## Direction:
Of all the lines in the records below, how many hold the word "copy"? Give the number alone.

## Dataset records:

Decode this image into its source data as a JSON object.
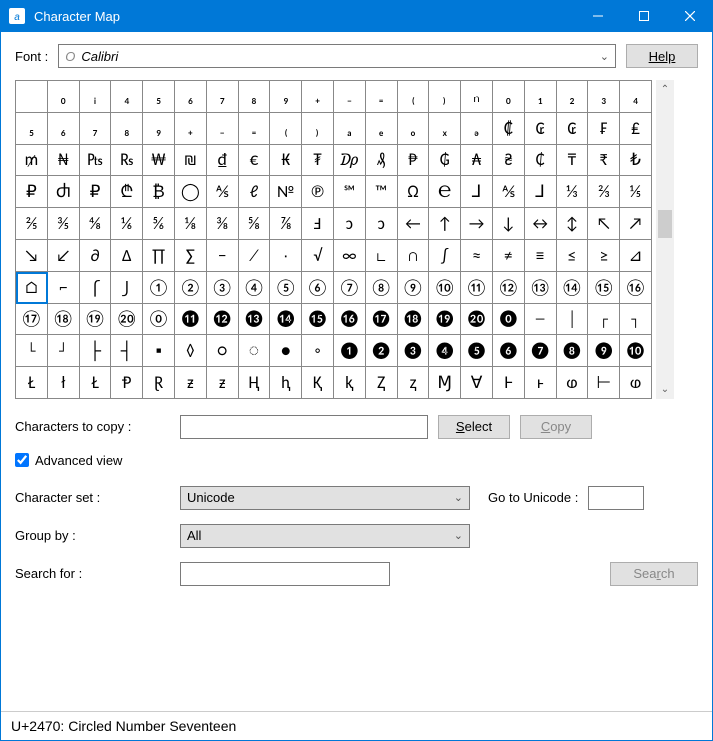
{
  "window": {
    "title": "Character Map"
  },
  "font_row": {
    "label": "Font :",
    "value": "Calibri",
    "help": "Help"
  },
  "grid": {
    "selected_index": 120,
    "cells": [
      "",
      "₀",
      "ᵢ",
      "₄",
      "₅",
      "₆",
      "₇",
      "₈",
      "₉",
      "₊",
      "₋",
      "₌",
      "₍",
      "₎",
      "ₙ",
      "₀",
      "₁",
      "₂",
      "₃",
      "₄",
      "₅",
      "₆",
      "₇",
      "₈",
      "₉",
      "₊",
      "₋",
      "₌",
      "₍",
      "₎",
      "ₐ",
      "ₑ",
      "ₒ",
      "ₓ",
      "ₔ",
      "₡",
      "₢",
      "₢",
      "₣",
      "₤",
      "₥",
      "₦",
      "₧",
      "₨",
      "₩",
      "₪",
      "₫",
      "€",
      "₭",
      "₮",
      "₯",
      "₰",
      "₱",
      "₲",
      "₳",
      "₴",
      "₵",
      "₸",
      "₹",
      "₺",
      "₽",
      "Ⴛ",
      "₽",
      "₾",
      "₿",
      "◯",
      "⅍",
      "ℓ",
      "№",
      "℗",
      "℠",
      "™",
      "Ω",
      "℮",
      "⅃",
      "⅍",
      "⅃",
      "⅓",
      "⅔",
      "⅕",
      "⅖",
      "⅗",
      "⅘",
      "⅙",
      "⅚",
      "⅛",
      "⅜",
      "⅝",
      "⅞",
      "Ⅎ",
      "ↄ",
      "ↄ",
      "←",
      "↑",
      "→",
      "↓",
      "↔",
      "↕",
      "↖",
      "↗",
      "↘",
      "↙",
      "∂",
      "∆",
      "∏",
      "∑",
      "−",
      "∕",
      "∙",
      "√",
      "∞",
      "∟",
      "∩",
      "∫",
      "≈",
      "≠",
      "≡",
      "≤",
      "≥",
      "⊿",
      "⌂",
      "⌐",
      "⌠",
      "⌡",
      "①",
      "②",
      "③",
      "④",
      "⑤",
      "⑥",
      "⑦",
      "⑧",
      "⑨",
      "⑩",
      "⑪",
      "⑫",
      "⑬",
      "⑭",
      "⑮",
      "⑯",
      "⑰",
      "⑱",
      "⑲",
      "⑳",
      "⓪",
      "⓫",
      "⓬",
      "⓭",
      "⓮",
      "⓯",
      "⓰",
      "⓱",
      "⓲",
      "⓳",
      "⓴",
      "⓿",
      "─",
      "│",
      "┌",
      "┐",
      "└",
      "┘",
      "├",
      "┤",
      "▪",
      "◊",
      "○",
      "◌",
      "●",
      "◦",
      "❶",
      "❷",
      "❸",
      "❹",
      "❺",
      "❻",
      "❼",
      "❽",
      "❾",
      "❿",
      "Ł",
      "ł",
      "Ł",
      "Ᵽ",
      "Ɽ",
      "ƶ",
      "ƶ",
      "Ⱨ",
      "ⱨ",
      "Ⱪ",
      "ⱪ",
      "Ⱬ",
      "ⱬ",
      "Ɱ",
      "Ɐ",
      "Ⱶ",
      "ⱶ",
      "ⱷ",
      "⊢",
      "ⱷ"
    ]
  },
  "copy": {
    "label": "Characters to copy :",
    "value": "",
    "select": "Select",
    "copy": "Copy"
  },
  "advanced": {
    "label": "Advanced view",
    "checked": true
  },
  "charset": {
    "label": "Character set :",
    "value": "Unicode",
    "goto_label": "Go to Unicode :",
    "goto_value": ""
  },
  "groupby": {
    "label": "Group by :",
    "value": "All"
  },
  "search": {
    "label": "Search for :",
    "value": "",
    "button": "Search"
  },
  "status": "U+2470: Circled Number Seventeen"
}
==
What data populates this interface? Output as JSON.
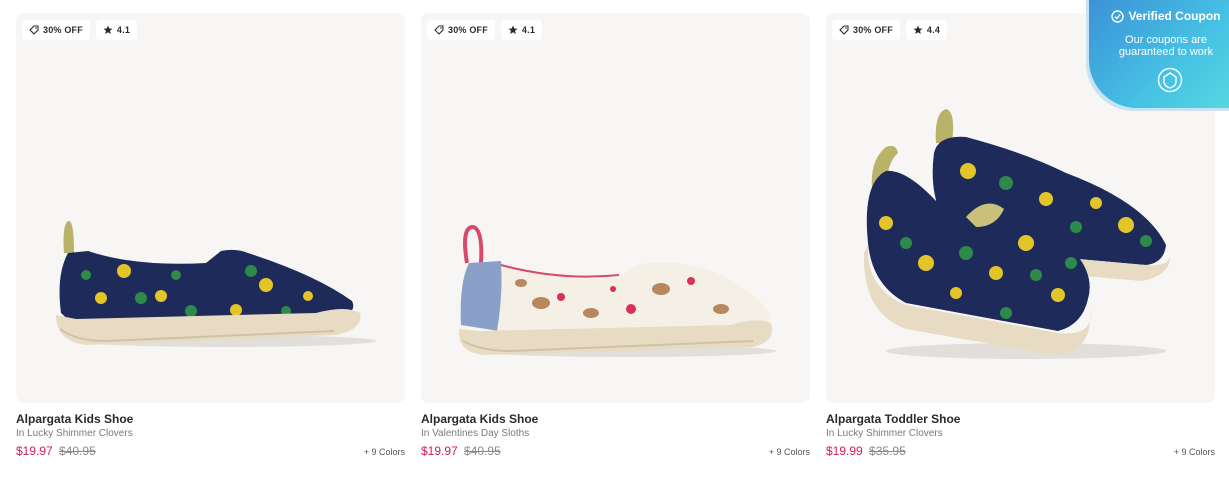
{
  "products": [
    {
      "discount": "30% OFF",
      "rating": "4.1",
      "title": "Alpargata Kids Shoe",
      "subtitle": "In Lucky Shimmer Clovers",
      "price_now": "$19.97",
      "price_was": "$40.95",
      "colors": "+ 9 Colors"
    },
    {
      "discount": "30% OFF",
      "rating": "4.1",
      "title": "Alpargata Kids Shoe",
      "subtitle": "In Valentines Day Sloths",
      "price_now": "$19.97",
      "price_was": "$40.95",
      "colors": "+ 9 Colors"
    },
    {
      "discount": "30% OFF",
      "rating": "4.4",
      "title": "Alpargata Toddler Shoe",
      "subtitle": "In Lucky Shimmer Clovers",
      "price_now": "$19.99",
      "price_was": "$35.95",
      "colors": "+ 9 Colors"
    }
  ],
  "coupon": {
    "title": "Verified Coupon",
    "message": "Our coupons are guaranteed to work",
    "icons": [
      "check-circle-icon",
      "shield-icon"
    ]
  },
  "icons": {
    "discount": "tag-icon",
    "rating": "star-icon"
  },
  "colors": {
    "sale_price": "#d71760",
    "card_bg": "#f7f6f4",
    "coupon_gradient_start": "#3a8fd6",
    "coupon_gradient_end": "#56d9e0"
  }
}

## Worked answer:
3